Data items:
---------------

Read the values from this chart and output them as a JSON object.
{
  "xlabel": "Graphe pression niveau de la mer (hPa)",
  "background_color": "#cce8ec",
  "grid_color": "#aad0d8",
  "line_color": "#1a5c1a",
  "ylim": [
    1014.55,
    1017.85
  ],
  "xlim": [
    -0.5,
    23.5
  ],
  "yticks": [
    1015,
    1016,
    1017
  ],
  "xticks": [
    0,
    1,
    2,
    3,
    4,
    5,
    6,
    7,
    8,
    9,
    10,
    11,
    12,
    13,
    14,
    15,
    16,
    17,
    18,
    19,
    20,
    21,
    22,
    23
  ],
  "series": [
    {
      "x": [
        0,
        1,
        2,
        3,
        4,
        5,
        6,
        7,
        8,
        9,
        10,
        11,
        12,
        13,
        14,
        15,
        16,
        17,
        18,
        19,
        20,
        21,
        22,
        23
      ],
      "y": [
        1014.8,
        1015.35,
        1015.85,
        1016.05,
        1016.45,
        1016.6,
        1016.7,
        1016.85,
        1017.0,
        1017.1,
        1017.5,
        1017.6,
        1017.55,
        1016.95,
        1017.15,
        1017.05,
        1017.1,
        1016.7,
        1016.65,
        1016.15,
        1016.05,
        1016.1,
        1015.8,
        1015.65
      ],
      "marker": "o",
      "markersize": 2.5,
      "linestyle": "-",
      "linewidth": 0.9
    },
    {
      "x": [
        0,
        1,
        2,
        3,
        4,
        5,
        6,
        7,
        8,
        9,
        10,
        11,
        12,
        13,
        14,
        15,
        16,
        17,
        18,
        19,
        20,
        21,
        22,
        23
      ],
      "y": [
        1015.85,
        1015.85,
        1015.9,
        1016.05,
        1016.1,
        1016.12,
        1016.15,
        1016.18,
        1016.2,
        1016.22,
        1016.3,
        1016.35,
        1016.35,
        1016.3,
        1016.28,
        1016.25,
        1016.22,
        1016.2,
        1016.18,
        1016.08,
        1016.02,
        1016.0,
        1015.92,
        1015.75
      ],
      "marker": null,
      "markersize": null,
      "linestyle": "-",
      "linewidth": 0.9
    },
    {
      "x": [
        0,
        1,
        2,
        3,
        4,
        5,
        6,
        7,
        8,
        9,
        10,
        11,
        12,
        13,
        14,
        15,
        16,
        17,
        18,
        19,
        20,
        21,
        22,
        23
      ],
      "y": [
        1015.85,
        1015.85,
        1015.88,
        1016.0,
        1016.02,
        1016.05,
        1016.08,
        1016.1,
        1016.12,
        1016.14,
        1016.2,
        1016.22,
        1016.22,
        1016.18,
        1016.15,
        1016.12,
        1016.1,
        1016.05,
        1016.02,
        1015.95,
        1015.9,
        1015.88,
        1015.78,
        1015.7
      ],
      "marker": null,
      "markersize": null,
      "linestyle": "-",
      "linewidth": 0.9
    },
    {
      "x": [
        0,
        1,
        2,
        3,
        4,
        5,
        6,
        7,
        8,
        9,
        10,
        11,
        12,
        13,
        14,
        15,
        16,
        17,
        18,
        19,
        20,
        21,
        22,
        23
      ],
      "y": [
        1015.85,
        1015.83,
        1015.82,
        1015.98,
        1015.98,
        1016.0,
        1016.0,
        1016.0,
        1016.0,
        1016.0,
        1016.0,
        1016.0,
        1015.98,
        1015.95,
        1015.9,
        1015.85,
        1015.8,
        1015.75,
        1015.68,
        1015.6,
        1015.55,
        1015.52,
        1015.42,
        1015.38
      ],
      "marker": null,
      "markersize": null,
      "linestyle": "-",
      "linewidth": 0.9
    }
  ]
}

---------------

Required task:
Output the records above in their entirety, exactly.

Expected output:
Read the values from this chart and output them as a JSON object.
{
  "xlabel": "Graphe pression niveau de la mer (hPa)",
  "background_color": "#cce8ec",
  "grid_color": "#aad0d8",
  "line_color": "#1a5c1a",
  "ylim": [
    1014.55,
    1017.85
  ],
  "xlim": [
    -0.5,
    23.5
  ],
  "yticks": [
    1015,
    1016,
    1017
  ],
  "xticks": [
    0,
    1,
    2,
    3,
    4,
    5,
    6,
    7,
    8,
    9,
    10,
    11,
    12,
    13,
    14,
    15,
    16,
    17,
    18,
    19,
    20,
    21,
    22,
    23
  ],
  "series": [
    {
      "x": [
        0,
        1,
        2,
        3,
        4,
        5,
        6,
        7,
        8,
        9,
        10,
        11,
        12,
        13,
        14,
        15,
        16,
        17,
        18,
        19,
        20,
        21,
        22,
        23
      ],
      "y": [
        1014.8,
        1015.35,
        1015.85,
        1016.05,
        1016.45,
        1016.6,
        1016.7,
        1016.85,
        1017.0,
        1017.1,
        1017.5,
        1017.6,
        1017.55,
        1016.95,
        1017.15,
        1017.05,
        1017.1,
        1016.7,
        1016.65,
        1016.15,
        1016.05,
        1016.1,
        1015.8,
        1015.65
      ],
      "marker": "o",
      "markersize": 2.5,
      "linestyle": "-",
      "linewidth": 0.9
    },
    {
      "x": [
        0,
        1,
        2,
        3,
        4,
        5,
        6,
        7,
        8,
        9,
        10,
        11,
        12,
        13,
        14,
        15,
        16,
        17,
        18,
        19,
        20,
        21,
        22,
        23
      ],
      "y": [
        1015.85,
        1015.85,
        1015.9,
        1016.05,
        1016.1,
        1016.12,
        1016.15,
        1016.18,
        1016.2,
        1016.22,
        1016.3,
        1016.35,
        1016.35,
        1016.3,
        1016.28,
        1016.25,
        1016.22,
        1016.2,
        1016.18,
        1016.08,
        1016.02,
        1016.0,
        1015.92,
        1015.75
      ],
      "marker": null,
      "markersize": null,
      "linestyle": "-",
      "linewidth": 0.9
    },
    {
      "x": [
        0,
        1,
        2,
        3,
        4,
        5,
        6,
        7,
        8,
        9,
        10,
        11,
        12,
        13,
        14,
        15,
        16,
        17,
        18,
        19,
        20,
        21,
        22,
        23
      ],
      "y": [
        1015.85,
        1015.85,
        1015.88,
        1016.0,
        1016.02,
        1016.05,
        1016.08,
        1016.1,
        1016.12,
        1016.14,
        1016.2,
        1016.22,
        1016.22,
        1016.18,
        1016.15,
        1016.12,
        1016.1,
        1016.05,
        1016.02,
        1015.95,
        1015.9,
        1015.88,
        1015.78,
        1015.7
      ],
      "marker": null,
      "markersize": null,
      "linestyle": "-",
      "linewidth": 0.9
    },
    {
      "x": [
        0,
        1,
        2,
        3,
        4,
        5,
        6,
        7,
        8,
        9,
        10,
        11,
        12,
        13,
        14,
        15,
        16,
        17,
        18,
        19,
        20,
        21,
        22,
        23
      ],
      "y": [
        1015.85,
        1015.83,
        1015.82,
        1015.98,
        1015.98,
        1016.0,
        1016.0,
        1016.0,
        1016.0,
        1016.0,
        1016.0,
        1016.0,
        1015.98,
        1015.95,
        1015.9,
        1015.85,
        1015.8,
        1015.75,
        1015.68,
        1015.6,
        1015.55,
        1015.52,
        1015.42,
        1015.38
      ],
      "marker": null,
      "markersize": null,
      "linestyle": "-",
      "linewidth": 0.9
    }
  ]
}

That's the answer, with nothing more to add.